## BEGIN

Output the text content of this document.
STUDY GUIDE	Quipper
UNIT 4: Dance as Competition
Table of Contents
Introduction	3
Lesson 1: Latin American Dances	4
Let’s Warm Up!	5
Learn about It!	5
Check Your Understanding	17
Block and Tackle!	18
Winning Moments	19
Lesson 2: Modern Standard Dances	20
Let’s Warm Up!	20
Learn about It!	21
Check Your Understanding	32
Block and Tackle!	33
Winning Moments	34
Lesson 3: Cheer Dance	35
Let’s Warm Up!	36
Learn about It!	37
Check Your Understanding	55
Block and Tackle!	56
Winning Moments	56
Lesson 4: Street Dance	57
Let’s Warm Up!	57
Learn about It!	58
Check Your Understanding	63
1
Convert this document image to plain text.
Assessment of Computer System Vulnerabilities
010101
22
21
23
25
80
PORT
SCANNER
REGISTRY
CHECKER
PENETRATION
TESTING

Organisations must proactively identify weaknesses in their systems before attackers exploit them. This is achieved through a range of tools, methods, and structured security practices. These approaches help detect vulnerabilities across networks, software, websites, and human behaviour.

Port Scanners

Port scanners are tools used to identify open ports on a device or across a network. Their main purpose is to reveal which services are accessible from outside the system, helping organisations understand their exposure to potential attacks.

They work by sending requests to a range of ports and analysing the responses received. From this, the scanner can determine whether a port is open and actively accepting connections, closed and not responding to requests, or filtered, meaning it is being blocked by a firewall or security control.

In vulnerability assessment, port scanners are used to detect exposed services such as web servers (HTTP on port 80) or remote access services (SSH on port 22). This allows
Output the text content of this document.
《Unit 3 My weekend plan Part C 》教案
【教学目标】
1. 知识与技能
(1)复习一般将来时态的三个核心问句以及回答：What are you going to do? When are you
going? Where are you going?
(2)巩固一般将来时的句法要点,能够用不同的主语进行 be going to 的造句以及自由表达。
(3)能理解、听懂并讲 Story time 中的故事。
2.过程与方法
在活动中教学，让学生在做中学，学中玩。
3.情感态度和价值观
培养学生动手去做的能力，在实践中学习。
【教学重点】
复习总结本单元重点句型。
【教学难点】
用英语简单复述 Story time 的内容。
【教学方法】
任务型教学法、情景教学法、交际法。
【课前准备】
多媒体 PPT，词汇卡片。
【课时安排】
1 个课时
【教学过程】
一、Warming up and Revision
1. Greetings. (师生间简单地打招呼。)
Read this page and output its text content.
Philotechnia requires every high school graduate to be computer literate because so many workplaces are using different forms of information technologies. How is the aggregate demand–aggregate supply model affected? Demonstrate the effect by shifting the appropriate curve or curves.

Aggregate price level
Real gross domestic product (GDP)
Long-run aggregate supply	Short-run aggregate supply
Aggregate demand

## END

TASK REQUIREMENTS:
Your task is to give the records above again, exactly.

EXPECTED OUTPUT:
Output the text content of this document.
STUDY GUIDE	Quipper
UNIT 4: Dance as Competition
Table of Contents
Introduction	3
Lesson 1: Latin American Dances	4
Let’s Warm Up!	5
Learn about It!	5
Check Your Understanding	17
Block and Tackle!	18
Winning Moments	19
Lesson 2: Modern Standard Dances	20
Let’s Warm Up!	20
Learn about It!	21
Check Your Understanding	32
Block and Tackle!	33
Winning Moments	34
Lesson 3: Cheer Dance	35
Let’s Warm Up!	36
Learn about It!	37
Check Your Understanding	55
Block and Tackle!	56
Winning Moments	56
Lesson 4: Street Dance	57
Let’s Warm Up!	57
Learn about It!	58
Check Your Understanding	63
1
Convert this document image to plain text.
Assessment of Computer System Vulnerabilities
010101
22
21
23
25
80
PORT
SCANNER
REGISTRY
CHECKER
PENETRATION
TESTING

Organisations must proactively identify weaknesses in their systems before attackers exploit them. This is achieved through a range of tools, methods, and structured security practices. These approaches help detect vulnerabilities across networks, software, websites, and human behaviour.

Port Scanners

Port scanners are tools used to identify open ports on a device or across a network. Their main purpose is to reveal which services are accessible from outside the system, helping organisations understand their exposure to potential attacks.

They work by sending requests to a range of ports and analysing the responses received. From this, the scanner can determine whether a port is open and actively accepting connections, closed and not responding to requests, or filtered, meaning it is being blocked by a firewall or security control.

In vulnerability assessment, port scanners are used to detect exposed services such as web servers (HTTP on port 80) or remote access services (SSH on port 22). This allows
Output the text content of this document.
《Unit 3 My weekend plan Part C 》教案
【教学目标】
1. 知识与技能
(1)复习一般将来时态的三个核心问句以及回答：What are you going to do? When are you
going? Where are you going?
(2)巩固一般将来时的句法要点,能够用不同的主语进行 be going to 的造句以及自由表达。
(3)能理解、听懂并讲 Story time 中的故事。
2.过程与方法
在活动中教学，让学生在做中学，学中玩。
3.情感态度和价值观
培养学生动手去做的能力，在实践中学习。
【教学重点】
复习总结本单元重点句型。
【教学难点】
用英语简单复述 Story time 的内容。
【教学方法】
任务型教学法、情景教学法、交际法。
【课前准备】
多媒体 PPT，词汇卡片。
【课时安排】
1 个课时
【教学过程】
一、Warming up and Revision
1. Greetings. (师生间简单地打招呼。)
Read this page and output its text content.
Philotechnia requires every high school graduate to be computer literate because so many workplaces are using different forms of information technologies. How is the aggregate demand–aggregate supply model affected? Demonstrate the effect by shifting the appropriate curve or curves.

Aggregate price level
Real gross domestic product (GDP)
Long-run aggregate supply	Short-run aggregate supply
Aggregate demand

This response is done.